[START OF DATA LISTING]

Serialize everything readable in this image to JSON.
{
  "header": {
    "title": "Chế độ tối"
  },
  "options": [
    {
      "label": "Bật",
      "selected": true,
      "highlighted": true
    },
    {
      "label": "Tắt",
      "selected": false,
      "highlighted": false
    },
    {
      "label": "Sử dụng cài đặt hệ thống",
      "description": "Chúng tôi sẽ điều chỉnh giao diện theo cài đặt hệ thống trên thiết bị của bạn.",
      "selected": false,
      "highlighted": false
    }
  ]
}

[END OF DATA LISTING]
[START OF DATA LISTING]

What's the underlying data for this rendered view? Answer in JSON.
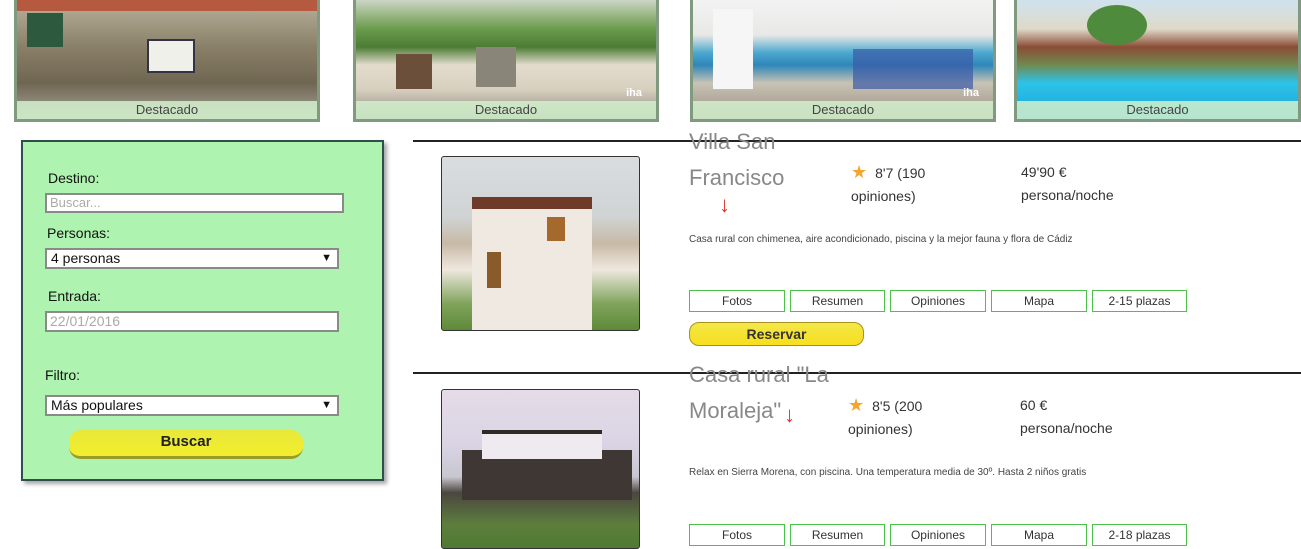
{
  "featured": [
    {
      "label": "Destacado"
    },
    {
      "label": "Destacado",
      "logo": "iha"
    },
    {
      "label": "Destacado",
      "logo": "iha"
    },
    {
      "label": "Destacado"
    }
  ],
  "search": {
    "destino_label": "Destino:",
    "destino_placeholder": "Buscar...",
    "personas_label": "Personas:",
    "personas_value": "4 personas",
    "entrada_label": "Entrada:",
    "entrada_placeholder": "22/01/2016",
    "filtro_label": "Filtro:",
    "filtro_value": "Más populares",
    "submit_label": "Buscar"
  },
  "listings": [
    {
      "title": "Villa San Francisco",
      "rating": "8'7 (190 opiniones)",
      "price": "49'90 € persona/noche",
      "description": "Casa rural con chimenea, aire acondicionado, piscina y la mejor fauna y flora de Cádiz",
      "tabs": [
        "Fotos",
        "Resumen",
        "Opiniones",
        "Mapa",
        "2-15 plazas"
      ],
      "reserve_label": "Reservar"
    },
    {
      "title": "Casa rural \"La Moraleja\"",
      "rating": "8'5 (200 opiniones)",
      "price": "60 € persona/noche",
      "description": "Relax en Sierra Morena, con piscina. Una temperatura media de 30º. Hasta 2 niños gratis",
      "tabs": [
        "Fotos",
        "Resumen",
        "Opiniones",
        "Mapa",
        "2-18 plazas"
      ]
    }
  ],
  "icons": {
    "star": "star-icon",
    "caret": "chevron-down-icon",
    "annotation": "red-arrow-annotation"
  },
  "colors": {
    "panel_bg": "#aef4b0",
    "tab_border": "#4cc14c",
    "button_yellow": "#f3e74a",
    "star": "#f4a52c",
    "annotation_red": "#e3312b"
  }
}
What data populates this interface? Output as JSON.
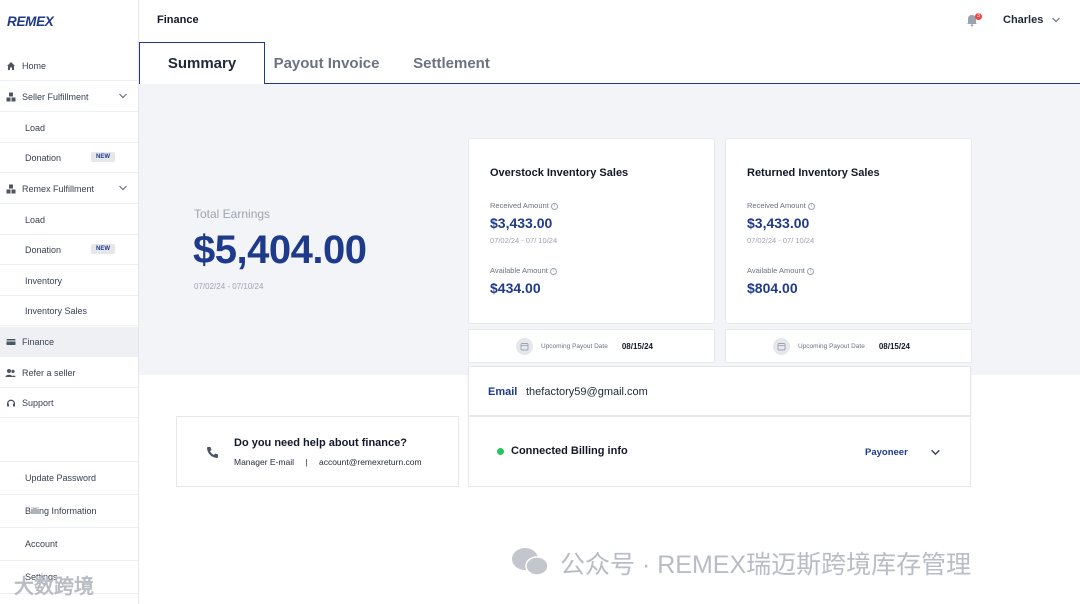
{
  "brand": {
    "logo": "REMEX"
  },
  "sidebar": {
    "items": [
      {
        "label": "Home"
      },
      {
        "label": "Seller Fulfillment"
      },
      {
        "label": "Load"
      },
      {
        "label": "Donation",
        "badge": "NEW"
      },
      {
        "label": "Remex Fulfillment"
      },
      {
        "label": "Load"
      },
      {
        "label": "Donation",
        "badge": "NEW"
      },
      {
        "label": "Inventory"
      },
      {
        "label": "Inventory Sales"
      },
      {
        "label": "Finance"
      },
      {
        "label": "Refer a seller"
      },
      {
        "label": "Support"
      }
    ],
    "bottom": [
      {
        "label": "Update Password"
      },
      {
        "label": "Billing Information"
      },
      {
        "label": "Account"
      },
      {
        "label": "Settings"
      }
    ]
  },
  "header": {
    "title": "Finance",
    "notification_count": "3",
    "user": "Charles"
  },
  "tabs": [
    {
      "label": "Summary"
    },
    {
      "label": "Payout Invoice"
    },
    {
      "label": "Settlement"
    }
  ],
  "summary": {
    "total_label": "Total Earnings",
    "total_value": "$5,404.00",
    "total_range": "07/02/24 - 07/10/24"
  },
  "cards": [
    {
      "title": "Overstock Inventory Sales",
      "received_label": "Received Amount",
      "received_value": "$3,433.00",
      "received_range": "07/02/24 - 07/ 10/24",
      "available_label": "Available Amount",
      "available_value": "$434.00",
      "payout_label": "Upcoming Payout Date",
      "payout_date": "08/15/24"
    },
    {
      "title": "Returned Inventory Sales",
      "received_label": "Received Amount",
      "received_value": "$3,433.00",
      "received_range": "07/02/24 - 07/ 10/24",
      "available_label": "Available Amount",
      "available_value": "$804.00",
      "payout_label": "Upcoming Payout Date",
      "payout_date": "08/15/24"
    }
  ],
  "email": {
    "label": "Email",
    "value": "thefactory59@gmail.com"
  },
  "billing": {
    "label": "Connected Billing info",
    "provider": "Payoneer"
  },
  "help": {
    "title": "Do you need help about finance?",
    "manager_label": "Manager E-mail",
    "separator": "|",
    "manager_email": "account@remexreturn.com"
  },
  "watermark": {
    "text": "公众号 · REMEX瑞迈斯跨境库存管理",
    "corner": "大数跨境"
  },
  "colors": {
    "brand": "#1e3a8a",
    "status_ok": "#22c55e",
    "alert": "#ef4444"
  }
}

[END OF DATA LISTING]
[START OF DATA LISTING]

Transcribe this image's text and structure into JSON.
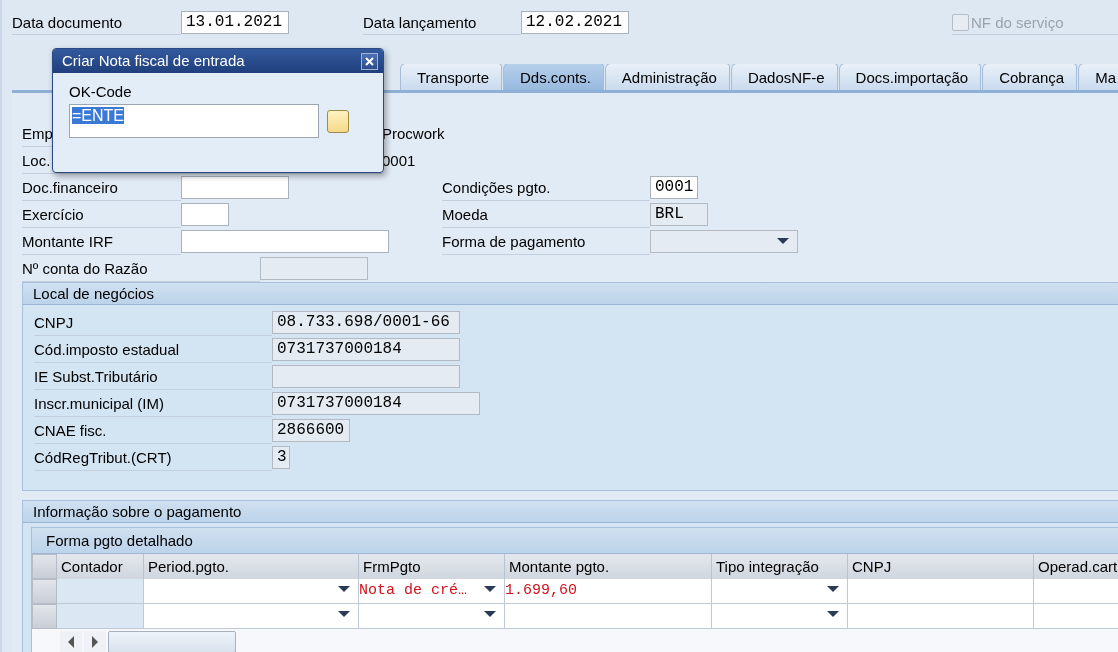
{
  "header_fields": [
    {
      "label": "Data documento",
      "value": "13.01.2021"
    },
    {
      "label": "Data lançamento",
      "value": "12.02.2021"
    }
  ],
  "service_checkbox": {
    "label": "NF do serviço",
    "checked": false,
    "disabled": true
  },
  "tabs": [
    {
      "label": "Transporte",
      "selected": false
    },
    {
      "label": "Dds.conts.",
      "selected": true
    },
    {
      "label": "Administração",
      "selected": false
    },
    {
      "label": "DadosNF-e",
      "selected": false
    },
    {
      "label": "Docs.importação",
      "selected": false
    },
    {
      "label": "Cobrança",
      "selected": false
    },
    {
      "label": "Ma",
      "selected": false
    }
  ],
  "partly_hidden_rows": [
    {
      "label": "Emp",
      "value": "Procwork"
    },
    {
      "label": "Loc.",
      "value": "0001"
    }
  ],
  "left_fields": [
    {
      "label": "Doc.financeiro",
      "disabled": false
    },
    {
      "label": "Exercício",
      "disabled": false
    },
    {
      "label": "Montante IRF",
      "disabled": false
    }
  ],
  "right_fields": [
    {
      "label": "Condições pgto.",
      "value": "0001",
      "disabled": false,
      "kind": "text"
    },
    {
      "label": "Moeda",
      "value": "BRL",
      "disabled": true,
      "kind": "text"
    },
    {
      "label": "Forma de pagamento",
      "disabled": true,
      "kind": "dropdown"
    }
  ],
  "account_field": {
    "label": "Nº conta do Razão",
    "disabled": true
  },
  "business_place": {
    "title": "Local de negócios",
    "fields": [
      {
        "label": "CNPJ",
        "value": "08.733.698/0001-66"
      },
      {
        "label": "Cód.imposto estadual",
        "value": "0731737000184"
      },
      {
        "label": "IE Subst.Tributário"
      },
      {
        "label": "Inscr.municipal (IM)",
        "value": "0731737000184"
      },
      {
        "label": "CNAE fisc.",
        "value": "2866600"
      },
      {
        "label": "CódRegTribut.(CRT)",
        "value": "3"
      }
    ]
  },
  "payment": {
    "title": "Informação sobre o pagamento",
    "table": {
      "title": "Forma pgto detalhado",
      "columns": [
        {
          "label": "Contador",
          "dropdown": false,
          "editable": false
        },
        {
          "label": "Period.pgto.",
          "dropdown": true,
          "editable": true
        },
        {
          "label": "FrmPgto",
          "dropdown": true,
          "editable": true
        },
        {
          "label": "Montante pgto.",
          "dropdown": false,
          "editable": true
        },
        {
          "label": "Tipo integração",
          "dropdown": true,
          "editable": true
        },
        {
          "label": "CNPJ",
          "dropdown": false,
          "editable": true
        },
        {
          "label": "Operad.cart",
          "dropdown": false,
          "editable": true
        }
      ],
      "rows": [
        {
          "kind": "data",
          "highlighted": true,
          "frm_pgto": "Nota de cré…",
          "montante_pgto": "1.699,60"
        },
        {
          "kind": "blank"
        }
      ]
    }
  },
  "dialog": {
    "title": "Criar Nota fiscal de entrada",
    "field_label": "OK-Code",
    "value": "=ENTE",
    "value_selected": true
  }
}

[END OF DATA LISTING]

§ WHAT YOU SHOULD DO:
Pick each line holding the word "thống" out of the data and copy it.

§ TASK RESULT:
      "label": "Sử dụng cài đặt hệ thống",
      "description": "Chúng tôi sẽ điều chỉnh giao diện theo cài đặt hệ thống trên thiết bị của bạn.",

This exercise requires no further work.